* **Exercise aim**: Extract the full listing below without altering a single character.

* **Given data**:
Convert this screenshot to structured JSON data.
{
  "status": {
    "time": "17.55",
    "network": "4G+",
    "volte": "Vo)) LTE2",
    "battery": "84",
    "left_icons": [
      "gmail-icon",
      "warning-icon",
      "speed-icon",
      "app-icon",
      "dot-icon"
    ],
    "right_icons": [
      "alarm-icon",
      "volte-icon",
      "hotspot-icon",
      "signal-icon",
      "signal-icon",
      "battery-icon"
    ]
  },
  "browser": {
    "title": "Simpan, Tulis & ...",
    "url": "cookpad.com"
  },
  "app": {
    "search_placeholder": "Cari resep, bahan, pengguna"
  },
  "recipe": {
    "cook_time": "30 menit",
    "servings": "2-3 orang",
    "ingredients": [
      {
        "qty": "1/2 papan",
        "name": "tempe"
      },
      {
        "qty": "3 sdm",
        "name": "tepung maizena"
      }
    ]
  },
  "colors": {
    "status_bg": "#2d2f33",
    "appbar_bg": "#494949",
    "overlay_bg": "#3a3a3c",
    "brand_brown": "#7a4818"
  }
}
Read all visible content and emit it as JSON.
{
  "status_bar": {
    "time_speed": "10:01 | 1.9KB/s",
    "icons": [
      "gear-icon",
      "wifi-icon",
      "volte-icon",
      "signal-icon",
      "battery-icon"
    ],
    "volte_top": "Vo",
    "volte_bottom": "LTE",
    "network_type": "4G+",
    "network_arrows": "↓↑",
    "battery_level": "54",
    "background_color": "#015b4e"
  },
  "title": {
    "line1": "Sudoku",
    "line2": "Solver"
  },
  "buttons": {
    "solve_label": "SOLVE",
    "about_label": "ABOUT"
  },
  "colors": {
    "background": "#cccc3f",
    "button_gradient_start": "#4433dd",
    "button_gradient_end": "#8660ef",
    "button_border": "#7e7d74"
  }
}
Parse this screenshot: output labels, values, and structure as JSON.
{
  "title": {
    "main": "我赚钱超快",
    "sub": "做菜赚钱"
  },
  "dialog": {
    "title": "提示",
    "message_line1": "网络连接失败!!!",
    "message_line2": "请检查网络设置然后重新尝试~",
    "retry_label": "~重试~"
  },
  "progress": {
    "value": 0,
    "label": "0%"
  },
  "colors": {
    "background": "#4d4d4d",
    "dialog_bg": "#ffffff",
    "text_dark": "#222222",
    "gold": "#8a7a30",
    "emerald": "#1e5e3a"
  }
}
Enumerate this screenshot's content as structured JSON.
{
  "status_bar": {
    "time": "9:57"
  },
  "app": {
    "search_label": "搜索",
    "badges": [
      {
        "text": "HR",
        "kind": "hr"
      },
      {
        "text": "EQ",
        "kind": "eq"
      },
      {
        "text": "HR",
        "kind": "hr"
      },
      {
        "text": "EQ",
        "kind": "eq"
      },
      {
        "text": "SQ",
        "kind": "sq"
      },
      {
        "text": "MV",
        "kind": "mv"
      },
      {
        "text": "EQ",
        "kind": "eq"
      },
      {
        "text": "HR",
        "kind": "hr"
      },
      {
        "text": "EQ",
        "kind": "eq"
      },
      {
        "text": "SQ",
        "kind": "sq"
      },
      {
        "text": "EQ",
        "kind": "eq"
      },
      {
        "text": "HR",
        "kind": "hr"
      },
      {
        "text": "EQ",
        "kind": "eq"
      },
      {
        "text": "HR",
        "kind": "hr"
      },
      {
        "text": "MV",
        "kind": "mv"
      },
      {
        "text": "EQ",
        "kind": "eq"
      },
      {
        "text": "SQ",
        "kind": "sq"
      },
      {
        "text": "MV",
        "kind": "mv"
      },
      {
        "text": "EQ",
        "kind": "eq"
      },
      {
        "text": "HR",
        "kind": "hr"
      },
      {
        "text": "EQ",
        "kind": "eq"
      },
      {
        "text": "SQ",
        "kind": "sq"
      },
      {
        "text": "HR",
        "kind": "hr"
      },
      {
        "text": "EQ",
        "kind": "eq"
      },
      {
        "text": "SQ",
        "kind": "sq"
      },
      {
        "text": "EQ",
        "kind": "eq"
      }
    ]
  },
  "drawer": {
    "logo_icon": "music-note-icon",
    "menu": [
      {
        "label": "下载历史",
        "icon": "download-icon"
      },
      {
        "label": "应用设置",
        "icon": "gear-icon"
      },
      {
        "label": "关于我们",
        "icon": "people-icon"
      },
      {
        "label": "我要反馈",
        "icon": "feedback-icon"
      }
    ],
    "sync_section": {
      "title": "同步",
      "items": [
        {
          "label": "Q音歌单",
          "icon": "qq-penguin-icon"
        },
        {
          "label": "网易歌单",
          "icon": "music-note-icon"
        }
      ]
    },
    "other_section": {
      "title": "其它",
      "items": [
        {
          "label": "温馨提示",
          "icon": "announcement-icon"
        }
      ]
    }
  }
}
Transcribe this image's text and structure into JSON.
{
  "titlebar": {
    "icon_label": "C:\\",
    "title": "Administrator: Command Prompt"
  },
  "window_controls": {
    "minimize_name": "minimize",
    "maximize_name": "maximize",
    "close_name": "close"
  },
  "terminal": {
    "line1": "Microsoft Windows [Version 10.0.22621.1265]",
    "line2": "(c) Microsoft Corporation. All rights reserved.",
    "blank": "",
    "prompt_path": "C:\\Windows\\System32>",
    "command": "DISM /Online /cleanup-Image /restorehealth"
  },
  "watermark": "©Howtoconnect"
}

* **Finished exercise**:
Convert this screenshot to structured JSON data.
{
  "status": {
    "time": "17.55",
    "network": "4G+",
    "volte": "Vo)) LTE2",
    "battery": "84",
    "left_icons": [
      "gmail-icon",
      "warning-icon",
      "speed-icon",
      "app-icon",
      "dot-icon"
    ],
    "right_icons": [
      "alarm-icon",
      "volte-icon",
      "hotspot-icon",
      "signal-icon",
      "signal-icon",
      "battery-icon"
    ]
  },
  "browser": {
    "title": "Simpan, Tulis & ...",
    "url": "cookpad.com"
  },
  "app": {
    "search_placeholder": "Cari resep, bahan, pengguna"
  },
  "recipe": {
    "cook_time": "30 menit",
    "servings": "2-3 orang",
    "ingredients": [
      {
        "qty": "1/2 papan",
        "name": "tempe"
      },
      {
        "qty": "3 sdm",
        "name": "tepung maizena"
      }
    ]
  },
  "colors": {
    "status_bg": "#2d2f33",
    "appbar_bg": "#494949",
    "overlay_bg": "#3a3a3c",
    "brand_brown": "#7a4818"
  }
}
Read all visible content and emit it as JSON.
{
  "status_bar": {
    "time_speed": "10:01 | 1.9KB/s",
    "icons": [
      "gear-icon",
      "wifi-icon",
      "volte-icon",
      "signal-icon",
      "battery-icon"
    ],
    "volte_top": "Vo",
    "volte_bottom": "LTE",
    "network_type": "4G+",
    "network_arrows": "↓↑",
    "battery_level": "54",
    "background_color": "#015b4e"
  },
  "title": {
    "line1": "Sudoku",
    "line2": "Solver"
  },
  "buttons": {
    "solve_label": "SOLVE",
    "about_label": "ABOUT"
  },
  "colors": {
    "background": "#cccc3f",
    "button_gradient_start": "#4433dd",
    "button_gradient_end": "#8660ef",
    "button_border": "#7e7d74"
  }
}
Parse this screenshot: output labels, values, and structure as JSON.
{
  "title": {
    "main": "我赚钱超快",
    "sub": "做菜赚钱"
  },
  "dialog": {
    "title": "提示",
    "message_line1": "网络连接失败!!!",
    "message_line2": "请检查网络设置然后重新尝试~",
    "retry_label": "~重试~"
  },
  "progress": {
    "value": 0,
    "label": "0%"
  },
  "colors": {
    "background": "#4d4d4d",
    "dialog_bg": "#ffffff",
    "text_dark": "#222222",
    "gold": "#8a7a30",
    "emerald": "#1e5e3a"
  }
}
Enumerate this screenshot's content as structured JSON.
{
  "status_bar": {
    "time": "9:57"
  },
  "app": {
    "search_label": "搜索",
    "badges": [
      {
        "text": "HR",
        "kind": "hr"
      },
      {
        "text": "EQ",
        "kind": "eq"
      },
      {
        "text": "HR",
        "kind": "hr"
      },
      {
        "text": "EQ",
        "kind": "eq"
      },
      {
        "text": "SQ",
        "kind": "sq"
      },
      {
        "text": "MV",
        "kind": "mv"
      },
      {
        "text": "EQ",
        "kind": "eq"
      },
      {
        "text": "HR",
        "kind": "hr"
      },
      {
        "text": "EQ",
        "kind": "eq"
      },
      {
        "text": "SQ",
        "kind": "sq"
      },
      {
        "text": "EQ",
        "kind": "eq"
      },
      {
        "text": "HR",
        "kind": "hr"
      },
      {
        "text": "EQ",
        "kind": "eq"
      },
      {
        "text": "HR",
        "kind": "hr"
      },
      {
        "text": "MV",
        "kind": "mv"
      },
      {
        "text": "EQ",
        "kind": "eq"
      },
      {
        "text": "SQ",
        "kind": "sq"
      },
      {
        "text": "MV",
        "kind": "mv"
      },
      {
        "text": "EQ",
        "kind": "eq"
      },
      {
        "text": "HR",
        "kind": "hr"
      },
      {
        "text": "EQ",
        "kind": "eq"
      },
      {
        "text": "SQ",
        "kind": "sq"
      },
      {
        "text": "HR",
        "kind": "hr"
      },
      {
        "text": "EQ",
        "kind": "eq"
      },
      {
        "text": "SQ",
        "kind": "sq"
      },
      {
        "text": "EQ",
        "kind": "eq"
      }
    ]
  },
  "drawer": {
    "logo_icon": "music-note-icon",
    "menu": [
      {
        "label": "下载历史",
        "icon": "download-icon"
      },
      {
        "label": "应用设置",
        "icon": "gear-icon"
      },
      {
        "label": "关于我们",
        "icon": "people-icon"
      },
      {
        "label": "我要反馈",
        "icon": "feedback-icon"
      }
    ],
    "sync_section": {
      "title": "同步",
      "items": [
        {
          "label": "Q音歌单",
          "icon": "qq-penguin-icon"
        },
        {
          "label": "网易歌单",
          "icon": "music-note-icon"
        }
      ]
    },
    "other_section": {
      "title": "其它",
      "items": [
        {
          "label": "温馨提示",
          "icon": "announcement-icon"
        }
      ]
    }
  }
}
Transcribe this image's text and structure into JSON.
{
  "titlebar": {
    "icon_label": "C:\\",
    "title": "Administrator: Command Prompt"
  },
  "window_controls": {
    "minimize_name": "minimize",
    "maximize_name": "maximize",
    "close_name": "close"
  },
  "terminal": {
    "line1": "Microsoft Windows [Version 10.0.22621.1265]",
    "line2": "(c) Microsoft Corporation. All rights reserved.",
    "blank": "",
    "prompt_path": "C:\\Windows\\System32>",
    "command": "DISM /Online /cleanup-Image /restorehealth"
  },
  "watermark": "©Howtoconnect"
}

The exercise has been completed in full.